— TASK PROMPT —
Which lines below hold the word "public"? Copy all of them.

— RECORDS SUPPLIED —
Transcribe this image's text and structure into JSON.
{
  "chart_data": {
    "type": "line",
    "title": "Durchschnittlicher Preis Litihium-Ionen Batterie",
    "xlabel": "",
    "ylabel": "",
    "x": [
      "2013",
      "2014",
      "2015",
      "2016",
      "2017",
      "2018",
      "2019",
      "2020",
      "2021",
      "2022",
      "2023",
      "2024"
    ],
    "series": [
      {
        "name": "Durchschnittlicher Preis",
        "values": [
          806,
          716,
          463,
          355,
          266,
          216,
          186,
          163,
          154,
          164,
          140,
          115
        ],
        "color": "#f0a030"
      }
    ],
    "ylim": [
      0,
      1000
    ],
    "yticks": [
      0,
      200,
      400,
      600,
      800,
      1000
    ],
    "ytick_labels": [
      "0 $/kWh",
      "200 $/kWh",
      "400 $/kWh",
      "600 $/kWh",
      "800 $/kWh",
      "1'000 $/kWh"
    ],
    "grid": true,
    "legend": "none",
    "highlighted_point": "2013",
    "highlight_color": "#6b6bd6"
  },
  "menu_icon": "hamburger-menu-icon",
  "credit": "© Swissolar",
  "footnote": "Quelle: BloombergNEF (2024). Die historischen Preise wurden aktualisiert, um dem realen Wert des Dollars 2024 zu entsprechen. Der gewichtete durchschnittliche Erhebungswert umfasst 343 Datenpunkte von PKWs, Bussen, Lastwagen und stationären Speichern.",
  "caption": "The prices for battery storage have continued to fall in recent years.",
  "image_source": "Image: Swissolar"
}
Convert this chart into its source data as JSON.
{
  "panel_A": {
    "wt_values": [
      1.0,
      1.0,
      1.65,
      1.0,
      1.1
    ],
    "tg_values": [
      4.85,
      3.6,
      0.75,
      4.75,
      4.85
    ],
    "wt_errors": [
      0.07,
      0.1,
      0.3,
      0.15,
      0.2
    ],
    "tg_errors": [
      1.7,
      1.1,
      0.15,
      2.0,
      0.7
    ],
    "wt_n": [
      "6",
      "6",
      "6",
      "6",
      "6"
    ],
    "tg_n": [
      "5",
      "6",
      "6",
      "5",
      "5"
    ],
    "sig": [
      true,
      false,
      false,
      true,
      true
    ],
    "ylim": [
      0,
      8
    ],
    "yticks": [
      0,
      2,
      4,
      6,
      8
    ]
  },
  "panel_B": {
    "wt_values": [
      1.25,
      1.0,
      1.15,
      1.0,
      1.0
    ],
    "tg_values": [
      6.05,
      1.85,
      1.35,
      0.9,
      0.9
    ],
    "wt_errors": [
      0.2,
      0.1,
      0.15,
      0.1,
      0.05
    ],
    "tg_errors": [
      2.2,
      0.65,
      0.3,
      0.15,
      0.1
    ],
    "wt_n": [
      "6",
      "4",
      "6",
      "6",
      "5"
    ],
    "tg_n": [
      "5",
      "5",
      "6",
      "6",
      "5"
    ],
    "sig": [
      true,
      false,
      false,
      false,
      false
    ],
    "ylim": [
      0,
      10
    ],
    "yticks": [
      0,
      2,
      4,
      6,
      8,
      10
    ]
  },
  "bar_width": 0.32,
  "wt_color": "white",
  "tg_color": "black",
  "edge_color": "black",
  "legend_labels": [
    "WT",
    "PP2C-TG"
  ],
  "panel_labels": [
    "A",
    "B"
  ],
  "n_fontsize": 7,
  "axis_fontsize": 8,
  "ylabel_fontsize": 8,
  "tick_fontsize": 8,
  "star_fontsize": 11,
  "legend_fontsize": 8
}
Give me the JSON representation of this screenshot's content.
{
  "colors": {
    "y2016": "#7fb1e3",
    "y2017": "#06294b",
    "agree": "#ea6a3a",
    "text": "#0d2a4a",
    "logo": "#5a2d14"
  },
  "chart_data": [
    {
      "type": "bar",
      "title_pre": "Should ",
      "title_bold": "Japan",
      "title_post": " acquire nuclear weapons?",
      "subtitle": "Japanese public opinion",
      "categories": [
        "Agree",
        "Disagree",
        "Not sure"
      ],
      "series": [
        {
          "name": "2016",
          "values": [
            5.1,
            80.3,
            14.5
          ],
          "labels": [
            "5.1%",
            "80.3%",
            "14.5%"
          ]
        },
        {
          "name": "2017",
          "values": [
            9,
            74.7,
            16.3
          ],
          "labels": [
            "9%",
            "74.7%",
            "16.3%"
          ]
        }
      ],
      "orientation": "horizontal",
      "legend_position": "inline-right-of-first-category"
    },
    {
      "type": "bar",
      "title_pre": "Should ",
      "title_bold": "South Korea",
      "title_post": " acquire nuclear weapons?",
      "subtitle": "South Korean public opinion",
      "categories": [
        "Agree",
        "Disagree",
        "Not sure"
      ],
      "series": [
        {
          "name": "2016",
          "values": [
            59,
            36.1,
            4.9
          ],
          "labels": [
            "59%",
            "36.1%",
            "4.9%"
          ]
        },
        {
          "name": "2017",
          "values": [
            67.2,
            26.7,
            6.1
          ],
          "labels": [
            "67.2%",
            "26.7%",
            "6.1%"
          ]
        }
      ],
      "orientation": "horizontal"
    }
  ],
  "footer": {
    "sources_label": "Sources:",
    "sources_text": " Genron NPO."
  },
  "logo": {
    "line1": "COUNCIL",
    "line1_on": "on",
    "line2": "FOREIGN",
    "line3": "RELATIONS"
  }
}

— ANSWER TO THE TASK —
      "subtitle": "Japanese public opinion",
      "subtitle": "South Korean public opinion",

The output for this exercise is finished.